**ROWS:**

+-------+

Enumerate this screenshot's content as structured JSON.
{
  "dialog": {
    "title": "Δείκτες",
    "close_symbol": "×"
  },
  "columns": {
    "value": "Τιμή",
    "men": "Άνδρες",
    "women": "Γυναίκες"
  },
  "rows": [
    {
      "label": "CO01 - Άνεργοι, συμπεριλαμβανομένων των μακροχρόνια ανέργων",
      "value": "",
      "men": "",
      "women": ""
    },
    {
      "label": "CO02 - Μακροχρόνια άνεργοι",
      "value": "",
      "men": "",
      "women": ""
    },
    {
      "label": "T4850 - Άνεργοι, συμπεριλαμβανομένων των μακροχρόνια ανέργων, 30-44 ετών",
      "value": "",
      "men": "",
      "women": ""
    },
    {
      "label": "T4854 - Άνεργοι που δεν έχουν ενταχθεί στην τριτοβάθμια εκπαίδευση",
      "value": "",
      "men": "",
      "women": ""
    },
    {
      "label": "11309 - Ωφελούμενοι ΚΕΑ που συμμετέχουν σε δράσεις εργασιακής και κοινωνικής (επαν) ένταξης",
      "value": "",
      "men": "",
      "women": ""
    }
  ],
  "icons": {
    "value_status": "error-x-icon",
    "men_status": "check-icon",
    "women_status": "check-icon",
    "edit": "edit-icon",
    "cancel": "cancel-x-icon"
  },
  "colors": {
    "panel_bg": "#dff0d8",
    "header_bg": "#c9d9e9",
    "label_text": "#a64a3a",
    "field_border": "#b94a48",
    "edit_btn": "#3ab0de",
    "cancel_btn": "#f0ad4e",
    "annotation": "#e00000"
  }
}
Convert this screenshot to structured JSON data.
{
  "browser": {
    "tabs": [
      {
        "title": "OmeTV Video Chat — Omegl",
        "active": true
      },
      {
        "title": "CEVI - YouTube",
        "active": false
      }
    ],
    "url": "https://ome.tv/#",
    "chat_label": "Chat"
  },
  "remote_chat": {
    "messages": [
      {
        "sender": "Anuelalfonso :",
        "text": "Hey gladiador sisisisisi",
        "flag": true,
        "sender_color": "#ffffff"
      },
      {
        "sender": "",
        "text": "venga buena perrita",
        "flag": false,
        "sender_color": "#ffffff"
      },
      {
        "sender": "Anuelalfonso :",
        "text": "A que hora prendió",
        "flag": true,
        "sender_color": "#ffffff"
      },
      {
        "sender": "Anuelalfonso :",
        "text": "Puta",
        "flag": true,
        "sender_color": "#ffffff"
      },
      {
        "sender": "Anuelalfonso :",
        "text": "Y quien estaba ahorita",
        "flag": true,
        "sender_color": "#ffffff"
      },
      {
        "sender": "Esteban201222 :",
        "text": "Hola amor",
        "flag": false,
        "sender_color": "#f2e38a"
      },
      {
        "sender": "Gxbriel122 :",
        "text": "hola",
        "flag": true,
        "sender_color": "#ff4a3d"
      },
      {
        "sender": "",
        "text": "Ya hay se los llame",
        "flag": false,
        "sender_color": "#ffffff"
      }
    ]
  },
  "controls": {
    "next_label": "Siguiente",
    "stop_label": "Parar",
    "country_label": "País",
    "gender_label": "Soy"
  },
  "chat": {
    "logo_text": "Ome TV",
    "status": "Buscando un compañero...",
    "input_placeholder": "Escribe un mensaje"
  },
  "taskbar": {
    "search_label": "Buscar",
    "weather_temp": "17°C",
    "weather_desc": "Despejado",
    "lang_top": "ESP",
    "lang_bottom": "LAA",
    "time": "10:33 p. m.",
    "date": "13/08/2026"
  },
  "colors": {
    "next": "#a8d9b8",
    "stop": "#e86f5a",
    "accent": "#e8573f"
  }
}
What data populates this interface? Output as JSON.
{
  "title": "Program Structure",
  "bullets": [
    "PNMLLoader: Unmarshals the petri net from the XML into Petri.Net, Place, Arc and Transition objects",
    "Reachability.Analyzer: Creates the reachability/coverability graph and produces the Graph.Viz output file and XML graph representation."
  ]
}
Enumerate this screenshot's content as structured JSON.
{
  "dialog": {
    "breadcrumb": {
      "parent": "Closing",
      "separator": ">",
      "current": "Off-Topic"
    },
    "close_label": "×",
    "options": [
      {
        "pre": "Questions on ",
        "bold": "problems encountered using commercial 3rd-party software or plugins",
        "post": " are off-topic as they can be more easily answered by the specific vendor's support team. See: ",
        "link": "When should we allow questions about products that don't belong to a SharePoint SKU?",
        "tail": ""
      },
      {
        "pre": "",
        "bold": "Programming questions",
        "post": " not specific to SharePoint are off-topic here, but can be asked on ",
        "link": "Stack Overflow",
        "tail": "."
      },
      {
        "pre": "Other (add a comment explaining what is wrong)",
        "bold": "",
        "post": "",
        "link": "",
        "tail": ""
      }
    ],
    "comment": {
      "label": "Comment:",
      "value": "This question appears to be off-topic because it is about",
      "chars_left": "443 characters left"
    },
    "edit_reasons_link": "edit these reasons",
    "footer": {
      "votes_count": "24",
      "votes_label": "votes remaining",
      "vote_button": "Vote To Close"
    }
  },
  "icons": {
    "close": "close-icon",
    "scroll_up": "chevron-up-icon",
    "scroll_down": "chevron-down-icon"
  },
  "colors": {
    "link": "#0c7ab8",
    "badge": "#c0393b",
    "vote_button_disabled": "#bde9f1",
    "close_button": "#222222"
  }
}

+-------+

**TASK OBJECTIVE:** Identify and list each line with the word "JSON".

**THE COMPLETED TASK:**
Enumerate this screenshot's content as structured JSON.
Convert this screenshot to structured JSON data.
What data populates this interface? Output as JSON.
Enumerate this screenshot's content as structured JSON.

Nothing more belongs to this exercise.